----- Provided data
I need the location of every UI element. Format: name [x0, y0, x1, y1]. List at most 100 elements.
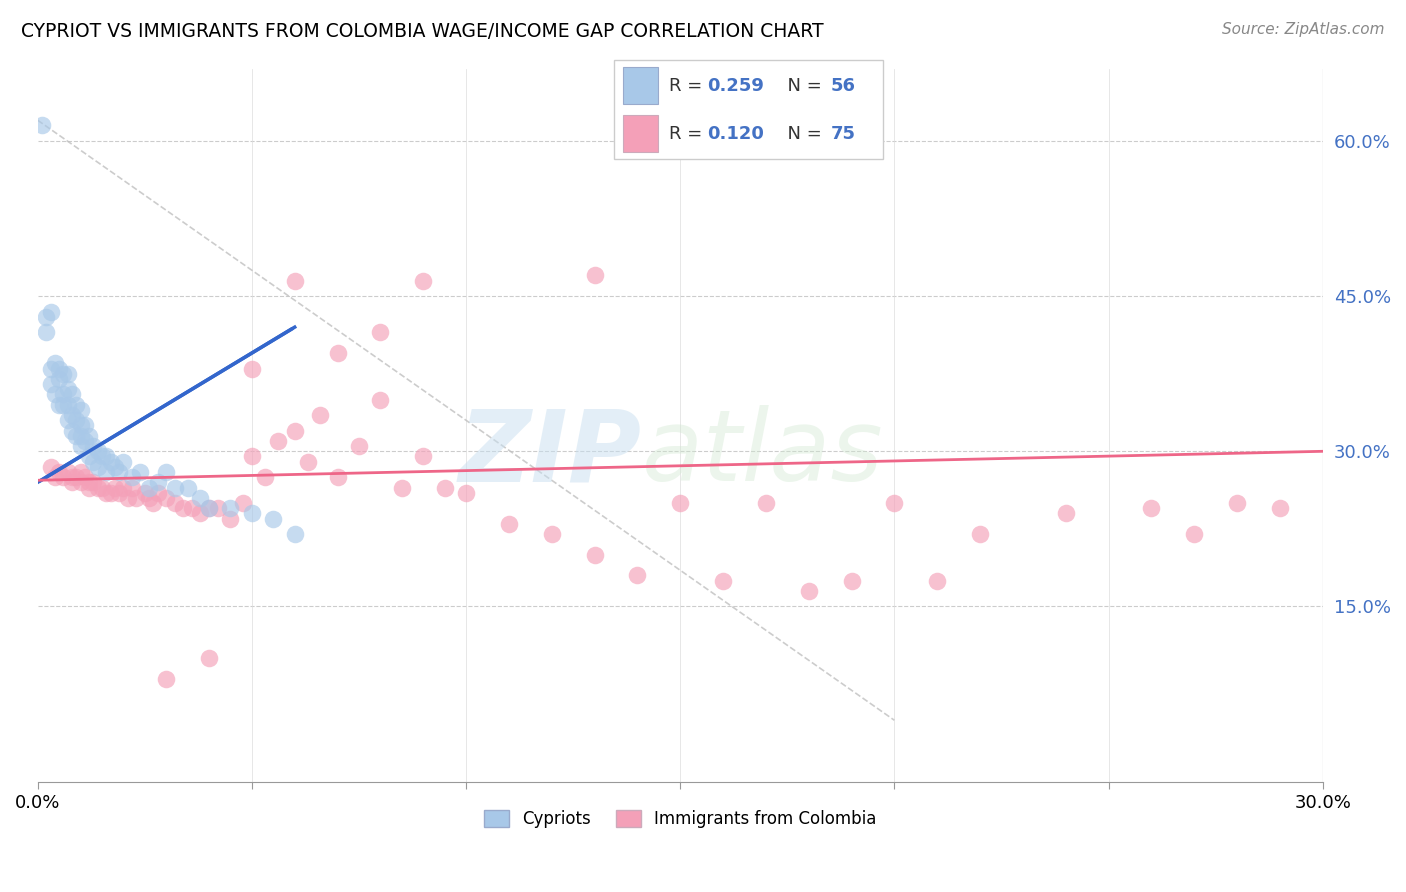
Point	[39, 377, 62, 392]
Point	[883, 496, 905, 510]
FancyBboxPatch shape	[623, 67, 658, 104]
Point	[65, 398, 87, 412]
Point	[207, 501, 229, 516]
Point	[60, 387, 83, 401]
Point	[146, 475, 169, 490]
Legend: Cypriots, Immigrants from Colombia: Cypriots, Immigrants from Colombia	[477, 803, 883, 835]
Point	[39, 459, 62, 474]
Point	[108, 485, 131, 500]
Point	[52, 387, 75, 401]
Point	[56, 465, 79, 479]
Point	[969, 527, 991, 541]
Point	[86, 444, 108, 458]
Point	[626, 568, 648, 582]
FancyBboxPatch shape	[623, 115, 658, 153]
Point	[841, 574, 863, 588]
Text: Source: ZipAtlas.com: Source: ZipAtlas.com	[1222, 22, 1385, 37]
Point	[219, 501, 242, 516]
Text: R =: R =	[669, 77, 709, 95]
Point	[669, 496, 692, 510]
Point	[112, 481, 135, 495]
Point	[583, 268, 606, 283]
Point	[48, 361, 70, 376]
Point	[284, 527, 307, 541]
Text: N =: N =	[776, 77, 828, 95]
Point	[31, 119, 53, 133]
Point	[121, 470, 143, 484]
Point	[240, 507, 263, 521]
Point	[326, 346, 349, 360]
Point	[190, 507, 212, 521]
Point	[65, 413, 87, 427]
Point	[91, 450, 114, 464]
Text: 75: 75	[831, 125, 856, 143]
Point	[498, 516, 520, 531]
Point	[39, 361, 62, 376]
Point	[146, 485, 169, 500]
Text: CYPRIOT VS IMMIGRANTS FROM COLOMBIA WAGE/INCOME GAP CORRELATION CHART: CYPRIOT VS IMMIGRANTS FROM COLOMBIA WAGE…	[21, 22, 824, 41]
Point	[48, 465, 70, 479]
Point	[73, 418, 96, 433]
Point	[65, 429, 87, 443]
Point	[129, 465, 152, 479]
Point	[1054, 507, 1077, 521]
Point	[198, 501, 221, 516]
Point	[56, 382, 79, 396]
Point	[370, 392, 392, 407]
Point	[104, 481, 127, 495]
Point	[138, 481, 160, 495]
Point	[73, 470, 96, 484]
Point	[96, 485, 118, 500]
Point	[44, 470, 66, 484]
Point	[96, 465, 118, 479]
Point	[60, 475, 83, 490]
Point	[172, 501, 194, 516]
Point	[96, 450, 118, 464]
Point	[73, 434, 96, 448]
Point	[454, 485, 477, 500]
Text: atlas: atlas	[641, 406, 883, 502]
Point	[412, 274, 434, 288]
Point	[117, 491, 139, 505]
Point	[370, 326, 392, 340]
Point	[180, 501, 202, 516]
Point	[190, 491, 212, 505]
Text: 56: 56	[831, 77, 856, 95]
Point	[121, 481, 143, 495]
Point	[284, 424, 307, 438]
Point	[1268, 501, 1291, 516]
Point	[77, 475, 100, 490]
Point	[284, 274, 307, 288]
Point	[56, 398, 79, 412]
Point	[69, 475, 91, 490]
Point	[927, 574, 949, 588]
Point	[797, 584, 820, 599]
Point	[48, 372, 70, 386]
Point	[240, 361, 263, 376]
Point	[138, 491, 160, 505]
Point	[755, 496, 778, 510]
Point	[326, 470, 349, 484]
Point	[39, 304, 62, 318]
Point	[48, 398, 70, 412]
Point	[56, 413, 79, 427]
Point	[69, 429, 91, 443]
Point	[1140, 501, 1163, 516]
Point	[60, 408, 83, 422]
Point	[198, 651, 221, 665]
Point	[112, 455, 135, 469]
Point	[65, 470, 87, 484]
Point	[134, 485, 156, 500]
Point	[262, 511, 284, 525]
Point	[100, 455, 122, 469]
Point	[44, 356, 66, 370]
Point	[104, 459, 127, 474]
Point	[155, 672, 177, 686]
Point	[77, 429, 100, 443]
Point	[77, 481, 100, 495]
Point	[35, 310, 58, 324]
Point	[52, 367, 75, 381]
Point	[540, 527, 562, 541]
Point	[240, 450, 263, 464]
Point	[82, 475, 104, 490]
----------
**What needs to be done**
Write out every line of the records above word for word, leaving out the pictures.

**Task answer**
I need the location of every UI element. Format: name [x0, y0, x1, y1]. List at most 100 elements.
Point	[39, 377, 62, 392]
Point	[883, 496, 905, 510]
FancyBboxPatch shape	[623, 67, 658, 104]
Point	[65, 398, 87, 412]
Point	[207, 501, 229, 516]
Point	[60, 387, 83, 401]
Point	[146, 475, 169, 490]
Legend: Cypriots, Immigrants from Colombia: Cypriots, Immigrants from Colombia	[477, 803, 883, 835]
Point	[39, 459, 62, 474]
Point	[108, 485, 131, 500]
Point	[52, 387, 75, 401]
Point	[56, 465, 79, 479]
Point	[969, 527, 991, 541]
Point	[86, 444, 108, 458]
Point	[626, 568, 648, 582]
FancyBboxPatch shape	[623, 115, 658, 153]
Point	[841, 574, 863, 588]
Text: Source: ZipAtlas.com: Source: ZipAtlas.com	[1222, 22, 1385, 37]
Point	[219, 501, 242, 516]
Text: R =: R =	[669, 77, 709, 95]
Point	[669, 496, 692, 510]
Point	[112, 481, 135, 495]
Point	[583, 268, 606, 283]
Point	[48, 361, 70, 376]
Point	[284, 527, 307, 541]
Text: N =: N =	[776, 77, 828, 95]
Point	[31, 119, 53, 133]
Point	[121, 470, 143, 484]
Point	[240, 507, 263, 521]
Point	[326, 346, 349, 360]
Point	[190, 507, 212, 521]
Point	[65, 413, 87, 427]
Point	[91, 450, 114, 464]
Text: 75: 75	[831, 125, 856, 143]
Point	[498, 516, 520, 531]
Point	[39, 361, 62, 376]
Point	[146, 485, 169, 500]
Text: CYPRIOT VS IMMIGRANTS FROM COLOMBIA WAGE/INCOME GAP CORRELATION CHART: CYPRIOT VS IMMIGRANTS FROM COLOMBIA WAGE…	[21, 22, 824, 41]
Point	[48, 465, 70, 479]
Point	[73, 418, 96, 433]
Point	[65, 429, 87, 443]
Point	[129, 465, 152, 479]
Point	[1054, 507, 1077, 521]
Point	[198, 501, 221, 516]
Point	[56, 382, 79, 396]
Point	[370, 392, 392, 407]
Point	[104, 481, 127, 495]
Point	[138, 481, 160, 495]
Point	[73, 470, 96, 484]
Point	[96, 485, 118, 500]
Point	[44, 470, 66, 484]
Point	[96, 465, 118, 479]
Point	[60, 475, 83, 490]
Point	[172, 501, 194, 516]
Point	[96, 450, 118, 464]
Point	[73, 434, 96, 448]
Point	[454, 485, 477, 500]
Text: atlas: atlas	[641, 406, 883, 502]
Point	[412, 274, 434, 288]
Point	[117, 491, 139, 505]
Point	[370, 326, 392, 340]
Point	[180, 501, 202, 516]
Point	[190, 491, 212, 505]
Text: 56: 56	[831, 77, 856, 95]
Point	[121, 481, 143, 495]
Point	[284, 424, 307, 438]
Point	[1268, 501, 1291, 516]
Point	[77, 475, 100, 490]
Point	[284, 274, 307, 288]
Point	[56, 398, 79, 412]
Point	[69, 475, 91, 490]
Point	[927, 574, 949, 588]
Point	[797, 584, 820, 599]
Point	[48, 372, 70, 386]
Point	[240, 361, 263, 376]
Point	[138, 491, 160, 505]
Point	[755, 496, 778, 510]
Point	[326, 470, 349, 484]
Point	[39, 304, 62, 318]
Point	[48, 398, 70, 412]
Point	[56, 413, 79, 427]
Point	[69, 429, 91, 443]
Point	[1140, 501, 1163, 516]
Point	[60, 408, 83, 422]
Point	[198, 651, 221, 665]
Point	[112, 455, 135, 469]
Point	[65, 470, 87, 484]
Point	[134, 485, 156, 500]
Point	[262, 511, 284, 525]
Point	[100, 455, 122, 469]
Point	[44, 356, 66, 370]
Point	[104, 459, 127, 474]
Point	[155, 672, 177, 686]
Point	[77, 429, 100, 443]
Point	[77, 481, 100, 495]
Point	[35, 310, 58, 324]
Point	[52, 367, 75, 381]
Point	[540, 527, 562, 541]
Point	[240, 450, 263, 464]
Point	[82, 475, 104, 490]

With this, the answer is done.